Task brief
Copy the lines from the first one through the line containing "nav-library[interactable]: 片库 (100, 658, 200, 712)", inclusive, swapping every "片库" for "Library" and changing nothing else.
=-=-=
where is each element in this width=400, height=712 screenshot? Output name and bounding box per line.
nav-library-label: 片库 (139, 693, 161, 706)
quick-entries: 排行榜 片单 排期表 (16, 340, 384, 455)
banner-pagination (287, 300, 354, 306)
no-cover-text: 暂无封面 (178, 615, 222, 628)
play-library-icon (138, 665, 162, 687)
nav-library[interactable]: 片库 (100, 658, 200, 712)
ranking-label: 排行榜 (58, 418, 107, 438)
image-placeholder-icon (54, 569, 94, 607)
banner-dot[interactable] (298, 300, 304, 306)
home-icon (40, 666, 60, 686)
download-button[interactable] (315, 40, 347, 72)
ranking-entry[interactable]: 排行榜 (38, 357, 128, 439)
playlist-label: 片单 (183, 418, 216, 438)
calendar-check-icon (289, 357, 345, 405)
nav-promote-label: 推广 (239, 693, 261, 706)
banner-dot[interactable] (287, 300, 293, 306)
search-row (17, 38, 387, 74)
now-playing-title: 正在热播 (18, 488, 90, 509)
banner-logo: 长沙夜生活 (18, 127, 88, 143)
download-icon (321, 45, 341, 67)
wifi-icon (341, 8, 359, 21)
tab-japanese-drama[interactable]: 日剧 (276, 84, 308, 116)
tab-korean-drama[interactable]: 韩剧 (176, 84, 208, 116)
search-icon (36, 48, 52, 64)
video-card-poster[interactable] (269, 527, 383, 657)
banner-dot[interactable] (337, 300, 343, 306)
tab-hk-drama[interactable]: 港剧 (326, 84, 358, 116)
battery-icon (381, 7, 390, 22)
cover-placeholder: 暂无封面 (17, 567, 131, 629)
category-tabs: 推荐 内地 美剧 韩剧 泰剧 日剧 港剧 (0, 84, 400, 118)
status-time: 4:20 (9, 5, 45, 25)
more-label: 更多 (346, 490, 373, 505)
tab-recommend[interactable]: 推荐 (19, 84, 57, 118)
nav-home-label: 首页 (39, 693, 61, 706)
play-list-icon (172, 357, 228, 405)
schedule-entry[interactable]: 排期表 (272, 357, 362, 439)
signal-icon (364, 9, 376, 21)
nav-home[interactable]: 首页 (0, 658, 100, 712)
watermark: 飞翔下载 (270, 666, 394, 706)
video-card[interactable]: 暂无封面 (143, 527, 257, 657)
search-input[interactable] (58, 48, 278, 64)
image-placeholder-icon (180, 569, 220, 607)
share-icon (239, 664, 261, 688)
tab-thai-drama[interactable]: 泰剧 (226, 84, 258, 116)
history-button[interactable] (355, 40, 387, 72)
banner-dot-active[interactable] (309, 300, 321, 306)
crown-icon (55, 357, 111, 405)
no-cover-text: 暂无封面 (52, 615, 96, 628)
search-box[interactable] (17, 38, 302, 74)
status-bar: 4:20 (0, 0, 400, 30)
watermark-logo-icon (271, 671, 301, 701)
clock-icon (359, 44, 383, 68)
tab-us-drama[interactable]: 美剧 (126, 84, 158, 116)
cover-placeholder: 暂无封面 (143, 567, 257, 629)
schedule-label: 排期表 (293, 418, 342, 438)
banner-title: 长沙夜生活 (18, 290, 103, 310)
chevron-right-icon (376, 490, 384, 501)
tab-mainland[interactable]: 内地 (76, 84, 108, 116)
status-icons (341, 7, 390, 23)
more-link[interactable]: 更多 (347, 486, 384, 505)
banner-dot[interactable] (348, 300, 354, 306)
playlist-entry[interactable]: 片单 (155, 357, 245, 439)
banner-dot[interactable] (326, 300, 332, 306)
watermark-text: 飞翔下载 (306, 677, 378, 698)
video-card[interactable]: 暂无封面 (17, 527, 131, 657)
=-=-=
The completed task
where is each element in this width=400, height=712 screenshot? Output name and bounding box per line.
nav-library-label: Library (139, 693, 161, 706)
quick-entries: 排行榜 片单 排期表 (16, 340, 384, 455)
banner-pagination (287, 300, 354, 306)
no-cover-text: 暂无封面 (178, 615, 222, 628)
play-library-icon (138, 665, 162, 687)
nav-library[interactable]: Library (100, 658, 200, 712)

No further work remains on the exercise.